** ЗАДАНИЕ **
Изложите в двух предложениях фрагмент о стихотворении «Зимнее чтение».

** ФРАГМЕНТ ДОКУМЕНТА **
# # #

В "Зимнем чтении" все окружено тьмой несказанного и в итоге возвращается в нее: слова неуследимо мерцают на этом фоне. И если стихотворение и содержит общий смысл, то, можно сказать, он занимает относительно малое пространство всей структуры в целом. Непоследовательное "Любовь ничто не объясняет" выглядит явной пародией общих мест, а сглаженная банальность самого высказывания подчеркнута конечными рифмами, приемом в общем-то чуждым поэзии Драгомощенко, вкрапленными однако здесь в текст... И это и многие другие стихотворения тяготеют, скорее всего, не к выводам или философским заключениям, очевидно избегая какого бы то ни было обобщения, но стремится единственно к неустанному круговороту. Причем нельзя сказать и то, что наблюдение природы является окном в микрокосм. Естественный мир этой поэзии сведен к бесстрастно ограниченному коду стилизованных образов: снег, рябь, вода, туман, птицы поверх листвы, напоминающей те диаграмматические деревья, к которым в качестве иллюстраций к отношению знака-вещи-понятия любят прибегать лингвисты. Листва (древесная ли, бумажная) стихотворений служит как указание определенного способа чтения. "Лист кленовый о стекло" - в данном случае согласные кленового листа делают видимым подстать вещи равно как и стекло - слово. Звуковые соположения и расположения тем временем не следует принимать за престижедитаторство. Они смещают фокус с восприятия, указывая тем самым, что космос воспринимается как взаимодействие поверхностей и средств, каковыми бы они ни были - фонетическими или синтаксическими. И этот процесс проистекает одновременно на двух уровнях, вещественном и концептуальном. Строка изгибается подобно веку. Безмолвный туман (слов?) плывет под ней. Свет - не извне, но из глазницы, являясь ее неотъемлемым смыслом.

# # #

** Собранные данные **
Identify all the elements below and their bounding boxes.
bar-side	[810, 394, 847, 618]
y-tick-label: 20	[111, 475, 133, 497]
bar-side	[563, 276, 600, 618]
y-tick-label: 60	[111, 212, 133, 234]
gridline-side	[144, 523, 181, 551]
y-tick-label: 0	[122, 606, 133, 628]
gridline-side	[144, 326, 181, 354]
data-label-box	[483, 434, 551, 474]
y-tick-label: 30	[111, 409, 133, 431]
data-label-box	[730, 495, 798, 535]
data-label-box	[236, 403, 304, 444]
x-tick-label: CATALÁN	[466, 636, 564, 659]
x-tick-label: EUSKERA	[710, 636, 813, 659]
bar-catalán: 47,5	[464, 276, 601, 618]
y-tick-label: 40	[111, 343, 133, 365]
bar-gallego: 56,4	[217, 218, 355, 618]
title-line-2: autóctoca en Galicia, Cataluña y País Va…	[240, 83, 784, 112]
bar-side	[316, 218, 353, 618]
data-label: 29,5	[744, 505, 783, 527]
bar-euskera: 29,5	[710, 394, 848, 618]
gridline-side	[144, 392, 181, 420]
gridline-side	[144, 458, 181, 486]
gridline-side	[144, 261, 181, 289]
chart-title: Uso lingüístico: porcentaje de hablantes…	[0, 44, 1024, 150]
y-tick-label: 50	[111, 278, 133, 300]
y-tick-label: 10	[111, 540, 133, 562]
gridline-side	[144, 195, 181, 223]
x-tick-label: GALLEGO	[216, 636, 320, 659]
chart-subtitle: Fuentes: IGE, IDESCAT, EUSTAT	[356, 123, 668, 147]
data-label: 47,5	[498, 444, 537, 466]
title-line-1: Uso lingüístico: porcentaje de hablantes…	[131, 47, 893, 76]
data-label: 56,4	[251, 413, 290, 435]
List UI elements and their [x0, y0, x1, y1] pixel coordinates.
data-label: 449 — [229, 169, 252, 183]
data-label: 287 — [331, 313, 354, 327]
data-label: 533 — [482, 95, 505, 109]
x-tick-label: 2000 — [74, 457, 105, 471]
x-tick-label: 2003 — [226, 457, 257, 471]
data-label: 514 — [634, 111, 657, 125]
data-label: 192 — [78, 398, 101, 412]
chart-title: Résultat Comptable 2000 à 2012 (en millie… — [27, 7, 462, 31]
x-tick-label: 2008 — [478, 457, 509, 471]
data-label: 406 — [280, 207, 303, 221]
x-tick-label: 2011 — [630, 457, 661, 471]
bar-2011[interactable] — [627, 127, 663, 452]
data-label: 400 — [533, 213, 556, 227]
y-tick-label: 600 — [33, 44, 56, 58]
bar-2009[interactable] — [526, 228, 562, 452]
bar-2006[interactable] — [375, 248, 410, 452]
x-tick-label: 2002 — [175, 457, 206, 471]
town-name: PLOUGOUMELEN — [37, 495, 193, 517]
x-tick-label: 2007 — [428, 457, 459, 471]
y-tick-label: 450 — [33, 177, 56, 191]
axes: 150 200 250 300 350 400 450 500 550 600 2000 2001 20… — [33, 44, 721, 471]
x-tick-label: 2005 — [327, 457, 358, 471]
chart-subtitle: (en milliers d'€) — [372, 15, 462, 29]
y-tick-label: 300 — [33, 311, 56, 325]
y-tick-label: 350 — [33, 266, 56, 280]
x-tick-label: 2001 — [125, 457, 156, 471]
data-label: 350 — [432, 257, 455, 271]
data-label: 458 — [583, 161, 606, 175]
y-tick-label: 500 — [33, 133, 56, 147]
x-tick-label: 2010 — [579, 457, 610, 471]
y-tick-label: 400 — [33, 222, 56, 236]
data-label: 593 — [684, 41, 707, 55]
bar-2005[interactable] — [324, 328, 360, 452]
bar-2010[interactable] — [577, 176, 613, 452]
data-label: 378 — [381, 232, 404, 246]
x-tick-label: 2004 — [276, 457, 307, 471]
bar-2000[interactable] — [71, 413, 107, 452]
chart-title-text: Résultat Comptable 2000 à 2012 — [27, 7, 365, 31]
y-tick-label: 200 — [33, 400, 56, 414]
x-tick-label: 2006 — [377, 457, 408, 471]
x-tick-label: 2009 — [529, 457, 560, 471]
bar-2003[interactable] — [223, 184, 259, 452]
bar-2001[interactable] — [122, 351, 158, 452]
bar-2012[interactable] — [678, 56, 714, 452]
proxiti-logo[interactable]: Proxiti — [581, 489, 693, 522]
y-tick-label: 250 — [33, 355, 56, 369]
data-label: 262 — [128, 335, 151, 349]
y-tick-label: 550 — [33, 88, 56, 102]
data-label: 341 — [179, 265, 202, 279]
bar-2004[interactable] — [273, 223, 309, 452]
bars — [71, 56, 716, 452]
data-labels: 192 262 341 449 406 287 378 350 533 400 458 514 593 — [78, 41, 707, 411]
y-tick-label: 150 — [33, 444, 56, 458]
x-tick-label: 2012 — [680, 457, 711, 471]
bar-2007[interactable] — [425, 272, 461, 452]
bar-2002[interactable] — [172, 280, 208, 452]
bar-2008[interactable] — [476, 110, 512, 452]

# # #

** ОТВЕТ НА ЗАДАНИЕ **
В «Зимнем чтении» всё окружено тьмой несказанного, общий смысл занимает в структуре стихотворения относительно малое пространство, а само оно, избегая обобщений и выводов, тяготеет к неустанному круговороту. Естественный мир этой поэзии сведен к ограниченному коду стилизованных образов (снег, рябь, вода, туман, птицы), а звуковые соположения смещают фокус с восприятия и показывают космос как взаимодействие поверхностей и средств, фонетических или синтаксических.